--- BEGIN Extracted entries ---

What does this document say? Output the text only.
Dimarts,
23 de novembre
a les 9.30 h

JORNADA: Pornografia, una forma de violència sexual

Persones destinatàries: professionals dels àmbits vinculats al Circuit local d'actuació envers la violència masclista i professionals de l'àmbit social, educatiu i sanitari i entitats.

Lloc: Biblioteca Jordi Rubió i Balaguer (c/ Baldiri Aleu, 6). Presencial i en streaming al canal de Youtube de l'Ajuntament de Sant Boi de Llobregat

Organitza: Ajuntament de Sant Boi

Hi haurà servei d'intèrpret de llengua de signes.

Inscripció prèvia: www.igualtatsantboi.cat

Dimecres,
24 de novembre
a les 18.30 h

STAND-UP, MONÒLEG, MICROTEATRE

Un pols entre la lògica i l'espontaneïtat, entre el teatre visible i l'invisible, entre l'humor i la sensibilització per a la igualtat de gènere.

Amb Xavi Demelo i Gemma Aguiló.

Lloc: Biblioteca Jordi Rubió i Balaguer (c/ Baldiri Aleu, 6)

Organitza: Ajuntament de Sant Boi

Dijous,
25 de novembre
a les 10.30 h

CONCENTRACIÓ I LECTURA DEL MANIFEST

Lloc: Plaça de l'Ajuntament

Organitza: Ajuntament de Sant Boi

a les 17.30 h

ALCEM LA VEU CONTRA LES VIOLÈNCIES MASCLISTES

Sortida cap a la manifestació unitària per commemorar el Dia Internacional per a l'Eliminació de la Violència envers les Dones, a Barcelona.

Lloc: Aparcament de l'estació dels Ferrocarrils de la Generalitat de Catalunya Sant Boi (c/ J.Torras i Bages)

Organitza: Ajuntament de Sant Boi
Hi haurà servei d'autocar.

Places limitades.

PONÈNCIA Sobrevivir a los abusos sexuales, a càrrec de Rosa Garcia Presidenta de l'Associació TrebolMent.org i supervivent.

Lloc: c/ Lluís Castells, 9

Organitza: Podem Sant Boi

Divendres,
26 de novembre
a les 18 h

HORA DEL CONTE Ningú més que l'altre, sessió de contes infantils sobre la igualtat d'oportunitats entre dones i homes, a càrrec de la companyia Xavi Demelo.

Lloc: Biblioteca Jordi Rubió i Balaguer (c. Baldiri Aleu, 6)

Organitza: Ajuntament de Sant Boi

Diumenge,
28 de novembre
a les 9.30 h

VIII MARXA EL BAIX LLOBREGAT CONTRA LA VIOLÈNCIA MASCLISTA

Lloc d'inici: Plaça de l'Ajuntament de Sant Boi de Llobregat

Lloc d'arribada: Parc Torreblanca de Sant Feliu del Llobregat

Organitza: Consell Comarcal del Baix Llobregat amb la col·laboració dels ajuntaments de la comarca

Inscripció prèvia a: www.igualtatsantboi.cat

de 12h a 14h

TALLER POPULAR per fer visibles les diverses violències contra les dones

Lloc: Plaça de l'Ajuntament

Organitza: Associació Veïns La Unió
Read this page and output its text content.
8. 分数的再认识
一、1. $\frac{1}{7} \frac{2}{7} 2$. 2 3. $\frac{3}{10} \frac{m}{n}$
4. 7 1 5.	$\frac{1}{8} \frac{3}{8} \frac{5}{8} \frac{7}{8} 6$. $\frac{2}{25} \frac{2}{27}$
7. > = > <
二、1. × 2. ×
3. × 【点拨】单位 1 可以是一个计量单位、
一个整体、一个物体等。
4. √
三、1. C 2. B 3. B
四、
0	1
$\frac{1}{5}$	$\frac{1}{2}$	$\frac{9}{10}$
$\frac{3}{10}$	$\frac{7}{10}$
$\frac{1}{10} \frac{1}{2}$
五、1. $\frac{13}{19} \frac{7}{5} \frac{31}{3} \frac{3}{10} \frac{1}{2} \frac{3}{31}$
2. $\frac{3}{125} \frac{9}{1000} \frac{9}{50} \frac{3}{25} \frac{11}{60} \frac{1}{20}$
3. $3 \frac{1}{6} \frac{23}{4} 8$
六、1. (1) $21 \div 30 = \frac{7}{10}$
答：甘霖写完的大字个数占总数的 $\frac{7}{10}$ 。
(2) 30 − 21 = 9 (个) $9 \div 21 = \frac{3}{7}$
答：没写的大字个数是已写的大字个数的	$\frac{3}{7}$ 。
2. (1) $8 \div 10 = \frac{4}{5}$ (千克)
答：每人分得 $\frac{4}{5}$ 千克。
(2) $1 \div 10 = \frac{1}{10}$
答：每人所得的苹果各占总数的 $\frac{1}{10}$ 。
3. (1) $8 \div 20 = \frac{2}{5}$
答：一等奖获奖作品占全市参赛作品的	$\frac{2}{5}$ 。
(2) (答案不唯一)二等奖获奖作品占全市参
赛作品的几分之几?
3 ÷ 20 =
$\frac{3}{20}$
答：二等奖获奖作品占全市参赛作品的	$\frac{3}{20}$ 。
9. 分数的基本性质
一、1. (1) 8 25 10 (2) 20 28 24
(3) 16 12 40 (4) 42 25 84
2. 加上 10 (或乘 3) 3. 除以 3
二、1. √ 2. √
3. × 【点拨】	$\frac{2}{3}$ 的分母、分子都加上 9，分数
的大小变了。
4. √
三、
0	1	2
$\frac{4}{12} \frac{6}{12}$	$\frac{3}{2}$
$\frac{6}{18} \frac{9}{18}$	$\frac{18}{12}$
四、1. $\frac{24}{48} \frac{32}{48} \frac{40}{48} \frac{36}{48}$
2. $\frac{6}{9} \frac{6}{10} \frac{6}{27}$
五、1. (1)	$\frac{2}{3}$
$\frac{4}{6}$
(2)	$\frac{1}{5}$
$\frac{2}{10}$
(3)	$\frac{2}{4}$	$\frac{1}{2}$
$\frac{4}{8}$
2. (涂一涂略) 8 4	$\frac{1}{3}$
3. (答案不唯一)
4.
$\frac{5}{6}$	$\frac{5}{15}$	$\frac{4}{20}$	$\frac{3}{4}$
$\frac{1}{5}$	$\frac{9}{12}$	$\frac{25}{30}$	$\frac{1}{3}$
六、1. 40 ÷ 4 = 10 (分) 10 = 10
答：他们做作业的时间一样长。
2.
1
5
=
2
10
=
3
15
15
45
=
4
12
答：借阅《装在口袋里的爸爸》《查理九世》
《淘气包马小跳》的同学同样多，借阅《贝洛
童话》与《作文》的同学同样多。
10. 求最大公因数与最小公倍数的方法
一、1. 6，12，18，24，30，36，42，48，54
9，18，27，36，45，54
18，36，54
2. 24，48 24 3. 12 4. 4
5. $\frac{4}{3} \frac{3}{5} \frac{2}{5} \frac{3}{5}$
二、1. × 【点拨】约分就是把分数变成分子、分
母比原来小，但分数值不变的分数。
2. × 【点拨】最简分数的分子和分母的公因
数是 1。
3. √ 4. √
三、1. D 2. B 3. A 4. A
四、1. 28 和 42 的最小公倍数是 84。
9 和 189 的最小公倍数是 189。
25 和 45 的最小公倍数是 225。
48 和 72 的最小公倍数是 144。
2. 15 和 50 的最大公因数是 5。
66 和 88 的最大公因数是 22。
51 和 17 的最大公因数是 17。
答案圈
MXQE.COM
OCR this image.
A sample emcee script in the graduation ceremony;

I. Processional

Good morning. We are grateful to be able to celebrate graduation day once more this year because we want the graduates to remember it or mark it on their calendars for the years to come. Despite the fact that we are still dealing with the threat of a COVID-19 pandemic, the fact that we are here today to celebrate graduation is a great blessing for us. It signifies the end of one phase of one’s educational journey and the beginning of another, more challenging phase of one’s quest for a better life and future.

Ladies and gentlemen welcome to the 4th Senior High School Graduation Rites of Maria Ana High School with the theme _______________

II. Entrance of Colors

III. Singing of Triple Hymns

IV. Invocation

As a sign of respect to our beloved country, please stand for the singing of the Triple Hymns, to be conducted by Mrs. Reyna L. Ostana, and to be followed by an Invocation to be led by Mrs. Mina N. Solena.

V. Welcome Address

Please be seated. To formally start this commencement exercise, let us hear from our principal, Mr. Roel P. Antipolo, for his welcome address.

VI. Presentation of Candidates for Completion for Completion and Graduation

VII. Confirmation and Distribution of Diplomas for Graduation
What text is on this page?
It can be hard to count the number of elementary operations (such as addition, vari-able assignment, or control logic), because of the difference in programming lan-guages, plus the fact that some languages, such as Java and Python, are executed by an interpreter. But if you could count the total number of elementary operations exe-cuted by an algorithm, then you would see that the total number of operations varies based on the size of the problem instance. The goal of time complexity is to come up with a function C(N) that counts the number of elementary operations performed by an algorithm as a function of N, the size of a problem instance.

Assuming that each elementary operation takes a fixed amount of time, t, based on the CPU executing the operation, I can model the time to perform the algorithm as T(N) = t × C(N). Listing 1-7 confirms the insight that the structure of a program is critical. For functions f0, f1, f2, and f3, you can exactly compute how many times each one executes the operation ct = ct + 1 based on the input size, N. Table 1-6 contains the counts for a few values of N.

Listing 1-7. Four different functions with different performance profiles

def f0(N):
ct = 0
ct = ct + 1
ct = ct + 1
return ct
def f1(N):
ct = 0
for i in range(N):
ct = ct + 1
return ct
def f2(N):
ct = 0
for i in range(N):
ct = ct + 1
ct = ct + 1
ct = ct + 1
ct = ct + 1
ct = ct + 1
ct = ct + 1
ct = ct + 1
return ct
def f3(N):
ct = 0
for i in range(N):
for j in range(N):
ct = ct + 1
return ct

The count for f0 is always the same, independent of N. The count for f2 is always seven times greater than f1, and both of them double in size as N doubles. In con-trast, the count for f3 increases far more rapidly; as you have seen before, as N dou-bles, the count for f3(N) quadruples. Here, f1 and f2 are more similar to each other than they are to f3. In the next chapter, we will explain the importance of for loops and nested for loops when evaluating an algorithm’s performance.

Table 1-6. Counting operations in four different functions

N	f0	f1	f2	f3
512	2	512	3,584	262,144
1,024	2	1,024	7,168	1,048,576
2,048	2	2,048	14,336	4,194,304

--- END Extracted entries ---

What the exercise asks:
Report each line in the preceding entries that holds the string "dels".

In response:
Persones destinatàries: professionals dels àmbits vinculats al Circuit local d'actuació envers la violència masclista i professionals de l'àmbit social, educatiu i sanitari i entitats.
Lloc: Aparcament de l'estació dels Ferrocarrils de la Generalitat de Catalunya Sant Boi (c/ J.Torras i Bages)
Organitza: Consell Comarcal del Baix Llobregat amb la col·laboració dels ajuntaments de la comarca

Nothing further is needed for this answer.